• Do this:
Pick out each line of the records in which the word "name" appears.

• Entries provided:
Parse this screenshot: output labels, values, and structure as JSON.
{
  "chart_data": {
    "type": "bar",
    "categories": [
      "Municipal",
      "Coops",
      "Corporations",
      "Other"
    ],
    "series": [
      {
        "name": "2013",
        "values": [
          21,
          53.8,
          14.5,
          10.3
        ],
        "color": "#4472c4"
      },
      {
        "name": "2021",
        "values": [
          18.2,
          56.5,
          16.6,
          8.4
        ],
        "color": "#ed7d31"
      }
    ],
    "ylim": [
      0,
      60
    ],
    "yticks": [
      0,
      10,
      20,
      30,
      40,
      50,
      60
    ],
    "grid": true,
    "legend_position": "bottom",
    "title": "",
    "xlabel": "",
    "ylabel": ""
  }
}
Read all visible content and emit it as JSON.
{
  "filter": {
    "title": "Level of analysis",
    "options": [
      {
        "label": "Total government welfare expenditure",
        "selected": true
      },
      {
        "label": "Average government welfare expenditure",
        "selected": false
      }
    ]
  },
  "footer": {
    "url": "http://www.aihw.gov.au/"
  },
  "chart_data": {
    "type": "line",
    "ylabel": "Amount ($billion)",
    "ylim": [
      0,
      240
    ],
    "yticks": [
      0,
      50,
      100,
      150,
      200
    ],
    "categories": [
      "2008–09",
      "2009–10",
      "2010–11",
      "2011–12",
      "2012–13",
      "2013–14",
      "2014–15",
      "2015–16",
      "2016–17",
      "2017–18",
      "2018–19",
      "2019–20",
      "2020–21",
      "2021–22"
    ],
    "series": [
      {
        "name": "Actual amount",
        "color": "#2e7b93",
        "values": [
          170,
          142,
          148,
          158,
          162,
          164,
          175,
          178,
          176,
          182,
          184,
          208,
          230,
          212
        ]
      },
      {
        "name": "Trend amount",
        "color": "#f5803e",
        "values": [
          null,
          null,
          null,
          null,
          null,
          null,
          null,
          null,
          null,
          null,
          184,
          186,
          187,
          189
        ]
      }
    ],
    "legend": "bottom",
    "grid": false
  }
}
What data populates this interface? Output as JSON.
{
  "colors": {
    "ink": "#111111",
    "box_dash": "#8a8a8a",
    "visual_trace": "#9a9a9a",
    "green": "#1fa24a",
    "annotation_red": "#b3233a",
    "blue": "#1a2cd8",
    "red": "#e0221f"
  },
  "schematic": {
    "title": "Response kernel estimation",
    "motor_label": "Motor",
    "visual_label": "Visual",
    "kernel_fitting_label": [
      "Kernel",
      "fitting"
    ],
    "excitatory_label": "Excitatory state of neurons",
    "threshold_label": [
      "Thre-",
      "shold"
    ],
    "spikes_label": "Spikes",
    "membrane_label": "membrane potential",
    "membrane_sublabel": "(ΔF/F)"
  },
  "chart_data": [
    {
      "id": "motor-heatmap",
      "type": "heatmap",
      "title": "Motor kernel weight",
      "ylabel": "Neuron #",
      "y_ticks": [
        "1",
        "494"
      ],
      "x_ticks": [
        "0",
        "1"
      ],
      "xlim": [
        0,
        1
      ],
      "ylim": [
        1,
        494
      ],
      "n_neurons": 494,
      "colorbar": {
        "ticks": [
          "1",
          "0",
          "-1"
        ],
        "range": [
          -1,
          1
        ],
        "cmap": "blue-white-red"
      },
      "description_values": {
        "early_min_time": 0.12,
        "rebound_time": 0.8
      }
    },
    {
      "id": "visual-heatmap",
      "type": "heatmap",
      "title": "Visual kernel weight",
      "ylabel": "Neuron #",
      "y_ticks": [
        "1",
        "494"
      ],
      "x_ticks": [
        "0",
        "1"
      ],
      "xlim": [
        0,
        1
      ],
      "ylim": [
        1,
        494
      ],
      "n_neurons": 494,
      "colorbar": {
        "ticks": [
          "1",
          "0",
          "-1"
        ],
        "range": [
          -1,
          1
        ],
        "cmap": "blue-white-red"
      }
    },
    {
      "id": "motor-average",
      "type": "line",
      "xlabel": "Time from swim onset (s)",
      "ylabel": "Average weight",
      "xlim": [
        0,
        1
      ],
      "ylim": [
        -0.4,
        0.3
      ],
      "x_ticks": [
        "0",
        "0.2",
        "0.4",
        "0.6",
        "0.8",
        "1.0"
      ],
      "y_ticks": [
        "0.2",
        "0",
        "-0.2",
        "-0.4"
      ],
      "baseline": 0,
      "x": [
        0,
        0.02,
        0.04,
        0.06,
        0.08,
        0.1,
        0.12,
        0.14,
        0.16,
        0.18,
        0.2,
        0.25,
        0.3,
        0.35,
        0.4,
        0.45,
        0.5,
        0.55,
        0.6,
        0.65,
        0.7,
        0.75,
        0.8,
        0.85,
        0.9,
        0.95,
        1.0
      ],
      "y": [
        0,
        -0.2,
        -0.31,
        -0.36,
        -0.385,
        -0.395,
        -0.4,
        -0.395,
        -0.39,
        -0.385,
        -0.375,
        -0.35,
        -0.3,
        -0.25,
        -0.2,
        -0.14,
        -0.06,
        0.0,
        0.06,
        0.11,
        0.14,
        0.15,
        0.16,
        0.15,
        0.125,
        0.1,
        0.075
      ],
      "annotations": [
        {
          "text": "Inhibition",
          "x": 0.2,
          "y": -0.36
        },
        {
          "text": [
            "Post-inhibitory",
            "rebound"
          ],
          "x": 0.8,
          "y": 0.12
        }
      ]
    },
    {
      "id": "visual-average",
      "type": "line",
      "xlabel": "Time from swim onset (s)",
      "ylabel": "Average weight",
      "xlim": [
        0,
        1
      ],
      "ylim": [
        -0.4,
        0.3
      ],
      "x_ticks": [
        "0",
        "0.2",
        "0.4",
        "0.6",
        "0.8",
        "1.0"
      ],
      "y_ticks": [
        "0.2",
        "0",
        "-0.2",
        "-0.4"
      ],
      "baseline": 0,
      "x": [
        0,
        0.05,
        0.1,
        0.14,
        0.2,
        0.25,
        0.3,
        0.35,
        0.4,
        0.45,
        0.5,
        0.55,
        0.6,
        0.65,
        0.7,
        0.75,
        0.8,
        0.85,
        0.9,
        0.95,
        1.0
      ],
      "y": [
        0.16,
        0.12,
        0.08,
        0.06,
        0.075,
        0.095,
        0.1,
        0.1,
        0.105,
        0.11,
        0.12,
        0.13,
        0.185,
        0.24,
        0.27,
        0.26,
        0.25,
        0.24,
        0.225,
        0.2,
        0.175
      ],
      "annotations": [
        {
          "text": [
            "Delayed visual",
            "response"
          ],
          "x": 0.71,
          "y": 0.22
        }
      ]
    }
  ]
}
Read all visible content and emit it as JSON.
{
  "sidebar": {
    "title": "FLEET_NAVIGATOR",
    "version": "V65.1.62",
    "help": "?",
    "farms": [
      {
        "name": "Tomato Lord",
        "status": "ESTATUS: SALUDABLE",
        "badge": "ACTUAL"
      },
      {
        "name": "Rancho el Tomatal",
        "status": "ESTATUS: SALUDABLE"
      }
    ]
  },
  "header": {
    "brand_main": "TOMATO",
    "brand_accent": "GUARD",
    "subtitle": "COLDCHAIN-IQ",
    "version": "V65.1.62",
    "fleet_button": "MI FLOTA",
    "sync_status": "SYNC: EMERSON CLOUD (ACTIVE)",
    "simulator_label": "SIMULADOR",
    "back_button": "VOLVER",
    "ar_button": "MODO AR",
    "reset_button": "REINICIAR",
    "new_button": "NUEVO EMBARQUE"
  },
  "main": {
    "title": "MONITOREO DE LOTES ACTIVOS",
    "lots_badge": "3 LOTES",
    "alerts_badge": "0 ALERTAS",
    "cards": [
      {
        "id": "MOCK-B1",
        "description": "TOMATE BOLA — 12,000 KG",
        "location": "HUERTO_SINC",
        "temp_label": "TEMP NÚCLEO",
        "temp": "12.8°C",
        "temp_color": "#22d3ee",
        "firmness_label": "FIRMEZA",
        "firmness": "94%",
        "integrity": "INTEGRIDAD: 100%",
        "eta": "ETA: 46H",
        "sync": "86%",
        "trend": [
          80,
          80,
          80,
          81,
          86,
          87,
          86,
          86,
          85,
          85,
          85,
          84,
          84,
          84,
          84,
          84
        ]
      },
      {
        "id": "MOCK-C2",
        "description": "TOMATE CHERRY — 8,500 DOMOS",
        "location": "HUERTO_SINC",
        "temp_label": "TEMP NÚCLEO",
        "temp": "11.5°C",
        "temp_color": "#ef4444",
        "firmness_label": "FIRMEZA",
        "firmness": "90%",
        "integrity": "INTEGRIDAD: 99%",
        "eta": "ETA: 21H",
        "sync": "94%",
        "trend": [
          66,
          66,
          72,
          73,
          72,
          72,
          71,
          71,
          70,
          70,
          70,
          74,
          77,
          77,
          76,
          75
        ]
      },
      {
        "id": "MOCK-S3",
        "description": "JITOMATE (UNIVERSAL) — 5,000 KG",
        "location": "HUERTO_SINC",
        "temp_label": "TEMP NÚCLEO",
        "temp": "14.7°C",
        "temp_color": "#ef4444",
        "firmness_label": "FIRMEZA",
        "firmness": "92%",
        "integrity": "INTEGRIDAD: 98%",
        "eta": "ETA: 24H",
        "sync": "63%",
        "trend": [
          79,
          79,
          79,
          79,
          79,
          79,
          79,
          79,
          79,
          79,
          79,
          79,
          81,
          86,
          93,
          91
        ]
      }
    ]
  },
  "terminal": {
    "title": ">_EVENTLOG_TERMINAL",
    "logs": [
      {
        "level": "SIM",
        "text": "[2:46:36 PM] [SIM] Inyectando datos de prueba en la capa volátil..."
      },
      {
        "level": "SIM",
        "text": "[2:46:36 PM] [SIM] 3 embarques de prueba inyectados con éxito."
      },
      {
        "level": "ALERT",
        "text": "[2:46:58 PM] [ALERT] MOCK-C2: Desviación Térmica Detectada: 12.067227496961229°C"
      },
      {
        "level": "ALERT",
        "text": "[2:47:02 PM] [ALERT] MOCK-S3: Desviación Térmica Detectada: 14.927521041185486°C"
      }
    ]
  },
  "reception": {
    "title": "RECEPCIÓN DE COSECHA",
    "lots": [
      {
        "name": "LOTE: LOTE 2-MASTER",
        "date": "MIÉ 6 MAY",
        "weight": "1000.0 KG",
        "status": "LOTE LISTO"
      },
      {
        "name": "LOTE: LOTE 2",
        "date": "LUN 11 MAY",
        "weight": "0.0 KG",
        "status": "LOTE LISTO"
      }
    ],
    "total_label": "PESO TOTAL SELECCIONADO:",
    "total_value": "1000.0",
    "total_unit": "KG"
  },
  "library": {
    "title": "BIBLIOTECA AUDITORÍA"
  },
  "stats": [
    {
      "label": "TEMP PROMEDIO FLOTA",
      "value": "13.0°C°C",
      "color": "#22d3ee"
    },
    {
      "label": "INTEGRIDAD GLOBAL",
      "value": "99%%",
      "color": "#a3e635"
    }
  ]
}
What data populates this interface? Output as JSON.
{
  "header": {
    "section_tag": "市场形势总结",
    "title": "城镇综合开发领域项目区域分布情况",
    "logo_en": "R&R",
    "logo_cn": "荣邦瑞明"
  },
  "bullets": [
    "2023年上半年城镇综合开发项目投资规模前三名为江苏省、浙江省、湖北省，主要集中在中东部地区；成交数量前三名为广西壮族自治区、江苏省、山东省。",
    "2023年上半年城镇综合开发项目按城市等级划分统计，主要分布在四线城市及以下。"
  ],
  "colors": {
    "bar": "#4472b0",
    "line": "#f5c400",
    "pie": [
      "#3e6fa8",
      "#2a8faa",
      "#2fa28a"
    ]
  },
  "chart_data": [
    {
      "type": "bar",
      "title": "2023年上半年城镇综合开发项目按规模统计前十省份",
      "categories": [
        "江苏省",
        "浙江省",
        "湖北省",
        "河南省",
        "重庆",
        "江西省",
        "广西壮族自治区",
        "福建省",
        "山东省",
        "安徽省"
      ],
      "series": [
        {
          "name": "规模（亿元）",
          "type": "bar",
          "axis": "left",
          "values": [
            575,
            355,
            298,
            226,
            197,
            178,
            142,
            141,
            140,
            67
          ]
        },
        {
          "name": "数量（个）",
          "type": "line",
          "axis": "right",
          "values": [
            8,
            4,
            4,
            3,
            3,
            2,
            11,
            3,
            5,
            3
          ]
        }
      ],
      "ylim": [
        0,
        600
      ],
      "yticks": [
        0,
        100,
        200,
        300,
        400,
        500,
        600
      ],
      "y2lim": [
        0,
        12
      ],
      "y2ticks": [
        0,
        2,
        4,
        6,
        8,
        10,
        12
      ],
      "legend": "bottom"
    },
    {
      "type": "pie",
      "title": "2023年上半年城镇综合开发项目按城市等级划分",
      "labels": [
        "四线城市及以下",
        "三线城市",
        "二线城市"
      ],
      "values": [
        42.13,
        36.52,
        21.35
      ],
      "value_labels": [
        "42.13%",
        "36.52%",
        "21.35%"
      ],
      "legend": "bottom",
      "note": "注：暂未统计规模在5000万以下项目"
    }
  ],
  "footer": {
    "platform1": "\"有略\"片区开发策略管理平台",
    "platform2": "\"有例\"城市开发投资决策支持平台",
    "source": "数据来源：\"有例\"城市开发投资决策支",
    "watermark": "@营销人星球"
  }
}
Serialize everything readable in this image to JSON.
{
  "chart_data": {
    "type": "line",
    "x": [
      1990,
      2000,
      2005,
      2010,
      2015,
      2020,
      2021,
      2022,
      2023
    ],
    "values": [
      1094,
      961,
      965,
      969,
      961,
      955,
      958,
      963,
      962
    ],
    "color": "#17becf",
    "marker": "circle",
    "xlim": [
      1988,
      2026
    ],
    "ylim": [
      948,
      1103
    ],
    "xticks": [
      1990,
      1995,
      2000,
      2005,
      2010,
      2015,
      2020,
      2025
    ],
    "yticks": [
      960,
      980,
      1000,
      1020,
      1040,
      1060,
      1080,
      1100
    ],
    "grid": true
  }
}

• Right answer:
        "name": "2013",
        "name": "2021",
        "name": "Actual amount",
        "name": "Trend amount",
        "name": "Tomato Lord",
        "name": "Rancho el Tomatal",
        "name": "LOTE: LOTE 2-MASTER",
        "name": "LOTE: LOTE 2",
          "name": "规模（亿元）",
          "name": "数量（个）",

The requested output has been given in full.